• Written request: Single out the lines that include the word "shorthand". Copy them.

• Supplied data:
◆ ◆ ◆ ◆

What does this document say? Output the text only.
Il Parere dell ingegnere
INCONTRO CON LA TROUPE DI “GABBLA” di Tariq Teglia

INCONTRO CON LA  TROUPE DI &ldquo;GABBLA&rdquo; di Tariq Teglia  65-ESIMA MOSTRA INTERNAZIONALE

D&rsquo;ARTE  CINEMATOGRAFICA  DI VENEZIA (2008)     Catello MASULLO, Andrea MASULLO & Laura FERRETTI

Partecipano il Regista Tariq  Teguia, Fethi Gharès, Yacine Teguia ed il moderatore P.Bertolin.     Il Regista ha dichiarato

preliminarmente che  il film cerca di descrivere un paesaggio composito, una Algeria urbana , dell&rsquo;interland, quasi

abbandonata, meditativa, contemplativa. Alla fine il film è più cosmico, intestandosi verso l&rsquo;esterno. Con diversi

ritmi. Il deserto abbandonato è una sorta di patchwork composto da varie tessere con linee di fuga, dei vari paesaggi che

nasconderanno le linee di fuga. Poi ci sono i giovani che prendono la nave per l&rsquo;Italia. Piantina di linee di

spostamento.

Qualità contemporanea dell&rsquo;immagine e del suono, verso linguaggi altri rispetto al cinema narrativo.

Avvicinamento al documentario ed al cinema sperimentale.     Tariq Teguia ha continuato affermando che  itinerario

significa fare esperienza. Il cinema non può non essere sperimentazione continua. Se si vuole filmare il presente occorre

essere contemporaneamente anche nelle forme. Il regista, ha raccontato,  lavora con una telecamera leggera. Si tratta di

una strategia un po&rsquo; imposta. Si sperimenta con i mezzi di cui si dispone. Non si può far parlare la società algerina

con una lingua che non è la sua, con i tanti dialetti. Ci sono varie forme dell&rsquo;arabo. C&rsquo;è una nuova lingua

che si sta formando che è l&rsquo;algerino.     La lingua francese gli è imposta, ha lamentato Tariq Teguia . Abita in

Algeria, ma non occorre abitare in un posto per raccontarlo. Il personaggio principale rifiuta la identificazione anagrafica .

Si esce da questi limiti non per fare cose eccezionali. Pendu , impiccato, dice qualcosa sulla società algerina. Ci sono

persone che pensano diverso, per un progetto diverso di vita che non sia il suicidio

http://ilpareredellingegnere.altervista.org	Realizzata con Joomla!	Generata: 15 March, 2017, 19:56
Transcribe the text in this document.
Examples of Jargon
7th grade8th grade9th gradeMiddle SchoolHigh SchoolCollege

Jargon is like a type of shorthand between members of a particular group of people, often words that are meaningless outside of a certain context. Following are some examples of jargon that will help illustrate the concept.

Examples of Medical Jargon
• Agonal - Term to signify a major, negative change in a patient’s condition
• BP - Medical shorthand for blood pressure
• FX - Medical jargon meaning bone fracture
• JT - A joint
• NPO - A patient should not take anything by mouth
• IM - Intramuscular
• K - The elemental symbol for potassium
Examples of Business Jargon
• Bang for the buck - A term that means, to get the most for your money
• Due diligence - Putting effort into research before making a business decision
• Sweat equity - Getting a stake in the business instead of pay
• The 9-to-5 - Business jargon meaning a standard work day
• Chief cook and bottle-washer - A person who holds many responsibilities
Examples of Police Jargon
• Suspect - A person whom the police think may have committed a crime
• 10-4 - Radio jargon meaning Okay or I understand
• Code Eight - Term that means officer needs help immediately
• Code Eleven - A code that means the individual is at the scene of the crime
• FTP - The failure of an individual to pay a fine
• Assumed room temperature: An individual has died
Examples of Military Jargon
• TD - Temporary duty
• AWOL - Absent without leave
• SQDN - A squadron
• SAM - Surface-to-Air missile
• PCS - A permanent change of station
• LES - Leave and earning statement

◆ ◆ ◆ ◆

• Output of the exercise:
Jargon is like a type of shorthand between members of a particular group of people, often words that are meaningless outside of a certain context. Following are some examples of jargon that will help illustrate the concept.
• BP - Medical shorthand for blood pressure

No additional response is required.